_Records_.

—————

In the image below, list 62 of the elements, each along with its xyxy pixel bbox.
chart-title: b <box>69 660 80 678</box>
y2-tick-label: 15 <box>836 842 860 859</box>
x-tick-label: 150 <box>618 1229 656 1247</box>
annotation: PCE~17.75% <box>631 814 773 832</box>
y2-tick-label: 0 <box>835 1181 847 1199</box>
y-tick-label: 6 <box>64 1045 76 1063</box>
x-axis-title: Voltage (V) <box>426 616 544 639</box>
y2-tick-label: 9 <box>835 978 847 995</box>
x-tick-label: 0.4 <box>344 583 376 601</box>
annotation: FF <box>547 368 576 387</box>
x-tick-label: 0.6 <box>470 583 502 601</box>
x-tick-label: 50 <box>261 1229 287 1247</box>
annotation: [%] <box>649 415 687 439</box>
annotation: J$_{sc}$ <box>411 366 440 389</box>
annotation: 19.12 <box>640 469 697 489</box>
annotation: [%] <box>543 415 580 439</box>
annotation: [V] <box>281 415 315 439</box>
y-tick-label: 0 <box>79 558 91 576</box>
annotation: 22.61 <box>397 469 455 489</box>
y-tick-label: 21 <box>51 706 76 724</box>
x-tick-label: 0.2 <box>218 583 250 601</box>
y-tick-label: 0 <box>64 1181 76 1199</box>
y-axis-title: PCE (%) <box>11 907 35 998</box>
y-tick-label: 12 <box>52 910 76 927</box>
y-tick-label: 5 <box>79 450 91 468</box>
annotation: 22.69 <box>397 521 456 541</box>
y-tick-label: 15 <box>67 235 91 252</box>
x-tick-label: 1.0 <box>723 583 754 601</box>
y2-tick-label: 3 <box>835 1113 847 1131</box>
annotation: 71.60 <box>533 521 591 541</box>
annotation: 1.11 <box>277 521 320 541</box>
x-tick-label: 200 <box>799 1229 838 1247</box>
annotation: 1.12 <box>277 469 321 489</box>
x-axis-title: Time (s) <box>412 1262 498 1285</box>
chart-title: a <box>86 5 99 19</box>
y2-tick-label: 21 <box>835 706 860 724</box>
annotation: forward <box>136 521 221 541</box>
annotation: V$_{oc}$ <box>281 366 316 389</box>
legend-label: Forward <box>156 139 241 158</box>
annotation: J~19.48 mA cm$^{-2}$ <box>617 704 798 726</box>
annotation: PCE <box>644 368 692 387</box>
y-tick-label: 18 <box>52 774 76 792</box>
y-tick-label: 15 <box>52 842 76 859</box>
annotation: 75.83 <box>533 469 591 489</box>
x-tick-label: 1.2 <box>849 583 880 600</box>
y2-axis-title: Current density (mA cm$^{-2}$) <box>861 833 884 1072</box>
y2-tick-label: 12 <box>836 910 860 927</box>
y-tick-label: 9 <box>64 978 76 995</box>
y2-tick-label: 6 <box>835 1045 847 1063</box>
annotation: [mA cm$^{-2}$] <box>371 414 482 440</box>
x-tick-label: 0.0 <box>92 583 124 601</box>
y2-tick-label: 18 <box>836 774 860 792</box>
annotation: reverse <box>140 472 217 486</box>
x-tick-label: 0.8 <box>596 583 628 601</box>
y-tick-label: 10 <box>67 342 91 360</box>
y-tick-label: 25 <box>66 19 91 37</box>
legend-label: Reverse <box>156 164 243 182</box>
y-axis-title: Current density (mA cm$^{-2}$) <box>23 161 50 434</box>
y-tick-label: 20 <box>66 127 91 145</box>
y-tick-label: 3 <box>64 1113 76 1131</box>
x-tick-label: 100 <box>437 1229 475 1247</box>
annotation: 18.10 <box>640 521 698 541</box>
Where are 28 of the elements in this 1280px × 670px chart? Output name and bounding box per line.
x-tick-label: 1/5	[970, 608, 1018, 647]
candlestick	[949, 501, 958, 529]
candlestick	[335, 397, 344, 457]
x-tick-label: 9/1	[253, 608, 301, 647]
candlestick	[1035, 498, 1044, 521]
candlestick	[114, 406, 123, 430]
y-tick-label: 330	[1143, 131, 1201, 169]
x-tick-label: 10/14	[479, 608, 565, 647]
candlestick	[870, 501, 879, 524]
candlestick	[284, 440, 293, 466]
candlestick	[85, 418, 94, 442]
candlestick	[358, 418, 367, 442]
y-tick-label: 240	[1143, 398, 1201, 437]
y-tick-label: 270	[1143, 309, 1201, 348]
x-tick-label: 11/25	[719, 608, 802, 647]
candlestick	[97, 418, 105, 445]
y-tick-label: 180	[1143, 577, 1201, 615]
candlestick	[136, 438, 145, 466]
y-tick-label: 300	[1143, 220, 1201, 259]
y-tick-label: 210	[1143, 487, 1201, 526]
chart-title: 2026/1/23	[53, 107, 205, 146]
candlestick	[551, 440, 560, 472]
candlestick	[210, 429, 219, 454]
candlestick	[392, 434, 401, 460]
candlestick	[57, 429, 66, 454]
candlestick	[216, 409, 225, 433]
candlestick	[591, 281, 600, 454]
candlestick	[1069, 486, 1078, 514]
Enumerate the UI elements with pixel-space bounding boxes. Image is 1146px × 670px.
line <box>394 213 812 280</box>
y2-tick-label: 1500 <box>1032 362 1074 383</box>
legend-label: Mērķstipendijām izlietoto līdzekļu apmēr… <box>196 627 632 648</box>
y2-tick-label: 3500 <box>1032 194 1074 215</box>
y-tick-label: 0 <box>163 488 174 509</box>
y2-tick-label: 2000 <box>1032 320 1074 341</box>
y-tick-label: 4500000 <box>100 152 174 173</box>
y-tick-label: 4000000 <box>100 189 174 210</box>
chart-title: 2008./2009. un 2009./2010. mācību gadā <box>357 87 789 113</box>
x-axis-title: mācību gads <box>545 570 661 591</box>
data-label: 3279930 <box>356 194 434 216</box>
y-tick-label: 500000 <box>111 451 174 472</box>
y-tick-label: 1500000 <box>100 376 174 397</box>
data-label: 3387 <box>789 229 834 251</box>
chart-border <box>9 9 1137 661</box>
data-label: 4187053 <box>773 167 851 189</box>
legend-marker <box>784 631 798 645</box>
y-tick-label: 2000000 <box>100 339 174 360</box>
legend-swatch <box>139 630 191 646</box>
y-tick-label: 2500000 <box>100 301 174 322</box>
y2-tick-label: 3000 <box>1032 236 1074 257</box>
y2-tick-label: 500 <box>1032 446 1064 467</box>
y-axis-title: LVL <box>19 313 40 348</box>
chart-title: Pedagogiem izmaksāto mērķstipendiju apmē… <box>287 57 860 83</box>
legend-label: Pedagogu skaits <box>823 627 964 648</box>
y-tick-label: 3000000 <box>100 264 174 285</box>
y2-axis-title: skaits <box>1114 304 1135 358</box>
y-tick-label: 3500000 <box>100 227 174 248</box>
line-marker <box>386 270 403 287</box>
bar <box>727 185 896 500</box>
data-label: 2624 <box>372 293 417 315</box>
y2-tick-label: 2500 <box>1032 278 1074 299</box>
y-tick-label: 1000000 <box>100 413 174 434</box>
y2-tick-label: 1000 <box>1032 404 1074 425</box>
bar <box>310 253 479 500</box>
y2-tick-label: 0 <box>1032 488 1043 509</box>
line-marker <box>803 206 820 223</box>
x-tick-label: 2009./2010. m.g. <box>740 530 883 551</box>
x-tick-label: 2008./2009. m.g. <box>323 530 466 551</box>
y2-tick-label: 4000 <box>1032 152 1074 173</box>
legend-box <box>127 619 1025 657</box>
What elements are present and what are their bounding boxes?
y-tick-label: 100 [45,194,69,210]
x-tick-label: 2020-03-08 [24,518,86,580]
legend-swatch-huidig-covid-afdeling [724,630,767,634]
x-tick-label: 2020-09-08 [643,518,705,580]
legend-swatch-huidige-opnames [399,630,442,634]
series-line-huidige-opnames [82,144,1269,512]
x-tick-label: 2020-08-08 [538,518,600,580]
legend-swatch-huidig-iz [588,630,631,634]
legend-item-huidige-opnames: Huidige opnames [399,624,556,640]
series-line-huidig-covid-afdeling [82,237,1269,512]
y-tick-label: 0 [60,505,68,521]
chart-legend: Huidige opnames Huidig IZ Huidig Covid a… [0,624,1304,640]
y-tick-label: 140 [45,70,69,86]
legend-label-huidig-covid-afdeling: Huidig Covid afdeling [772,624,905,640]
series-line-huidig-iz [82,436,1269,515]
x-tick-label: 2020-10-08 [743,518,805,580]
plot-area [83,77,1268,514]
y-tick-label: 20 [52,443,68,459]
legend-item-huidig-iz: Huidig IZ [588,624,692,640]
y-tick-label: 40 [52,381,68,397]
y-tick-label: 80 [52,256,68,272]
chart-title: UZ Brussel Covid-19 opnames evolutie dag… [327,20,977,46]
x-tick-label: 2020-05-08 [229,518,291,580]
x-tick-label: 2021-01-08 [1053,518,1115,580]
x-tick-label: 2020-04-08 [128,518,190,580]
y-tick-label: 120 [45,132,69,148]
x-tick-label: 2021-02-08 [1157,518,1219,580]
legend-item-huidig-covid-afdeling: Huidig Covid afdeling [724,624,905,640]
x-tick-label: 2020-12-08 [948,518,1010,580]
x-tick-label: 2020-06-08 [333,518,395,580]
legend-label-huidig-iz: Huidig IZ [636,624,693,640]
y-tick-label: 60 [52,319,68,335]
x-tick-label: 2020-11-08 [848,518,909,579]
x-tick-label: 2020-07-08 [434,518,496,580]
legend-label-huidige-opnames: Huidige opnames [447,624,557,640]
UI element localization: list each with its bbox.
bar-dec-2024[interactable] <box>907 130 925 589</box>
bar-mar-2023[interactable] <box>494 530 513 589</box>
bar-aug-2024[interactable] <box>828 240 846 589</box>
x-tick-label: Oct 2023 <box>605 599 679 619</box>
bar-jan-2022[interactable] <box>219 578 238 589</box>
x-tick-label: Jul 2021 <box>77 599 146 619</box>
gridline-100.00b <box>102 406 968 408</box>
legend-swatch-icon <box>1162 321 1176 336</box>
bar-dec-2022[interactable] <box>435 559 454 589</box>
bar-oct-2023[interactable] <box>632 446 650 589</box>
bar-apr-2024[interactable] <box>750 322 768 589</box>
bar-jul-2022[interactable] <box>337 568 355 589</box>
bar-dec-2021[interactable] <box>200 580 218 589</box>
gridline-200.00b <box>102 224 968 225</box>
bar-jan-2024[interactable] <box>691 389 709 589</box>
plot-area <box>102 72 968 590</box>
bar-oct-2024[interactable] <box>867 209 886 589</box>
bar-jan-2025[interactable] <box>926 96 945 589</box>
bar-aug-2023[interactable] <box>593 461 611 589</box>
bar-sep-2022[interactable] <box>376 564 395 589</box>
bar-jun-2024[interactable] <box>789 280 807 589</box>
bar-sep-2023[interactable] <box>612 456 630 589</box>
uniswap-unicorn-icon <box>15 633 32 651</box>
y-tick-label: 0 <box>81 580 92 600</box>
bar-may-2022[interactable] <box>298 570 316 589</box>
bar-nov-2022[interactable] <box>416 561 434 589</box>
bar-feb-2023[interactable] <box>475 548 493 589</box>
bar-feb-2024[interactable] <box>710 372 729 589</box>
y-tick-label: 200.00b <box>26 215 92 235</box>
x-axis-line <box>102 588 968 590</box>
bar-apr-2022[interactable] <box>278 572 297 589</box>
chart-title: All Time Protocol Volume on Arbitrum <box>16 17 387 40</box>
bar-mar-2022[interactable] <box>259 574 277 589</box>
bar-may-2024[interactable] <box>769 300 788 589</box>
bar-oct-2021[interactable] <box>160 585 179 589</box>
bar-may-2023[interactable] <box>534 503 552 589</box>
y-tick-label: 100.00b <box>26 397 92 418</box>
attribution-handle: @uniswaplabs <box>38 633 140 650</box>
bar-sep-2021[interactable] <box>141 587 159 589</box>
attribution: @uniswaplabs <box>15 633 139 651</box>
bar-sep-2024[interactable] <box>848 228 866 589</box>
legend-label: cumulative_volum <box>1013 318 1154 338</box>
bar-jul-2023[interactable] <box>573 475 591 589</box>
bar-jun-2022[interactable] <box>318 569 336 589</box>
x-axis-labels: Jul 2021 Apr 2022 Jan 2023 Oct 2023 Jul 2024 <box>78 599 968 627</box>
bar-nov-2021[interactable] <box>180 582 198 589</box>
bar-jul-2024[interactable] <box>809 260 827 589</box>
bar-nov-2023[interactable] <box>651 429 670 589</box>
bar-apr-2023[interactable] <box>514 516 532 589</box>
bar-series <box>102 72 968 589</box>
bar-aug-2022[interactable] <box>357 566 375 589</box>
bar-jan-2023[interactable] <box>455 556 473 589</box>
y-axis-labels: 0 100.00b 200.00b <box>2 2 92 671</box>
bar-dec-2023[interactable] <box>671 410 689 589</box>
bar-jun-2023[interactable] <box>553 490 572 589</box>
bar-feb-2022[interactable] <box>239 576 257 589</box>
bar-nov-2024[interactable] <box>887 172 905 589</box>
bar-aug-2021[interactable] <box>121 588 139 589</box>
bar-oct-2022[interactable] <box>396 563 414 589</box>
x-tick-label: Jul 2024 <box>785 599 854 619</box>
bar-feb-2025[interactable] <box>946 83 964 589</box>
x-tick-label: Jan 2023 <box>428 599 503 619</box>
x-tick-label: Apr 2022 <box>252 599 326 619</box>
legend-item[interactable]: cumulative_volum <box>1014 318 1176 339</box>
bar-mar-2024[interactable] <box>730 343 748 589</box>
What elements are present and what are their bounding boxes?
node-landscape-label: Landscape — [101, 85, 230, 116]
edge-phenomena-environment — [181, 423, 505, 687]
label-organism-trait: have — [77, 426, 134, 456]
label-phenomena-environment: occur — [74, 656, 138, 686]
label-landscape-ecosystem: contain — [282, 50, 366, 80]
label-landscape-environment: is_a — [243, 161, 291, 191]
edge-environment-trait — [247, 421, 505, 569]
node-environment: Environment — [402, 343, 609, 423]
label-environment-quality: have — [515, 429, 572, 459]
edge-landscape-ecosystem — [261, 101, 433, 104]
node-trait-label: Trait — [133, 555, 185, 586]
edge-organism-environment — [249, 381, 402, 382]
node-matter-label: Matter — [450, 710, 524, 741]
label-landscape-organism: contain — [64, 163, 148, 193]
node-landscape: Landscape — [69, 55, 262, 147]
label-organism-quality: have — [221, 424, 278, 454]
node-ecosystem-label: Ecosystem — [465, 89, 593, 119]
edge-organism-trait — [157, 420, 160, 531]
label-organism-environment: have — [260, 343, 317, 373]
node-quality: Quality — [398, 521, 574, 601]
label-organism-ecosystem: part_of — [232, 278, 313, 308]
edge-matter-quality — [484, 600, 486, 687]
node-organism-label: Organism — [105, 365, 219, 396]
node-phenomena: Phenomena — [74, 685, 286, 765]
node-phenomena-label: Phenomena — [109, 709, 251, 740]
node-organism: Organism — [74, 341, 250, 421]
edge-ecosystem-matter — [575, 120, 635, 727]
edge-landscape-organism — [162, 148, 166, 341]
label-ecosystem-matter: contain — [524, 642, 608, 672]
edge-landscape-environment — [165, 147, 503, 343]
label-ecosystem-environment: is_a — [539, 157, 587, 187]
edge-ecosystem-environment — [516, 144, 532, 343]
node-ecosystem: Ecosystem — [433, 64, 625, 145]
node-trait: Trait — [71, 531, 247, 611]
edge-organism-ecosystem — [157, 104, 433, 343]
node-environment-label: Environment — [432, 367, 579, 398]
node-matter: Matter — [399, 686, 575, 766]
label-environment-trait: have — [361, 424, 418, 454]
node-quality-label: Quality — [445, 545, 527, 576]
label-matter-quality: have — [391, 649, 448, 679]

—————

_Problem_. Reproduce verbatim every line of the entries, from the very first line through the line containing "y2-tick-label: 3 <box>835 1113 847 1131</box>", with both ends included.

_Complete answer_.
In the image below, list 62 of the elements, each along with its xyxy pixel bbox.
chart-title: b <box>69 660 80 678</box>
y2-tick-label: 15 <box>836 842 860 859</box>
x-tick-label: 150 <box>618 1229 656 1247</box>
annotation: PCE~17.75% <box>631 814 773 832</box>
y2-tick-label: 0 <box>835 1181 847 1199</box>
y-tick-label: 6 <box>64 1045 76 1063</box>
x-axis-title: Voltage (V) <box>426 616 544 639</box>
y2-tick-label: 9 <box>835 978 847 995</box>
x-tick-label: 0.4 <box>344 583 376 601</box>
annotation: FF <box>547 368 576 387</box>
x-tick-label: 0.6 <box>470 583 502 601</box>
x-tick-label: 50 <box>261 1229 287 1247</box>
annotation: [%] <box>649 415 687 439</box>
annotation: J$_{sc}$ <box>411 366 440 389</box>
annotation: 19.12 <box>640 469 697 489</box>
annotation: [%] <box>543 415 580 439</box>
annotation: [V] <box>281 415 315 439</box>
y-tick-label: 0 <box>79 558 91 576</box>
annotation: 22.61 <box>397 469 455 489</box>
y-tick-label: 21 <box>51 706 76 724</box>
x-tick-label: 0.2 <box>218 583 250 601</box>
y-tick-label: 0 <box>64 1181 76 1199</box>
y-axis-title: PCE (%) <box>11 907 35 998</box>
y-tick-label: 12 <box>52 910 76 927</box>
y-tick-label: 5 <box>79 450 91 468</box>
annotation: 22.69 <box>397 521 456 541</box>
y-tick-label: 15 <box>67 235 91 252</box>
x-tick-label: 1.0 <box>723 583 754 601</box>
y2-tick-label: 3 <box>835 1113 847 1131</box>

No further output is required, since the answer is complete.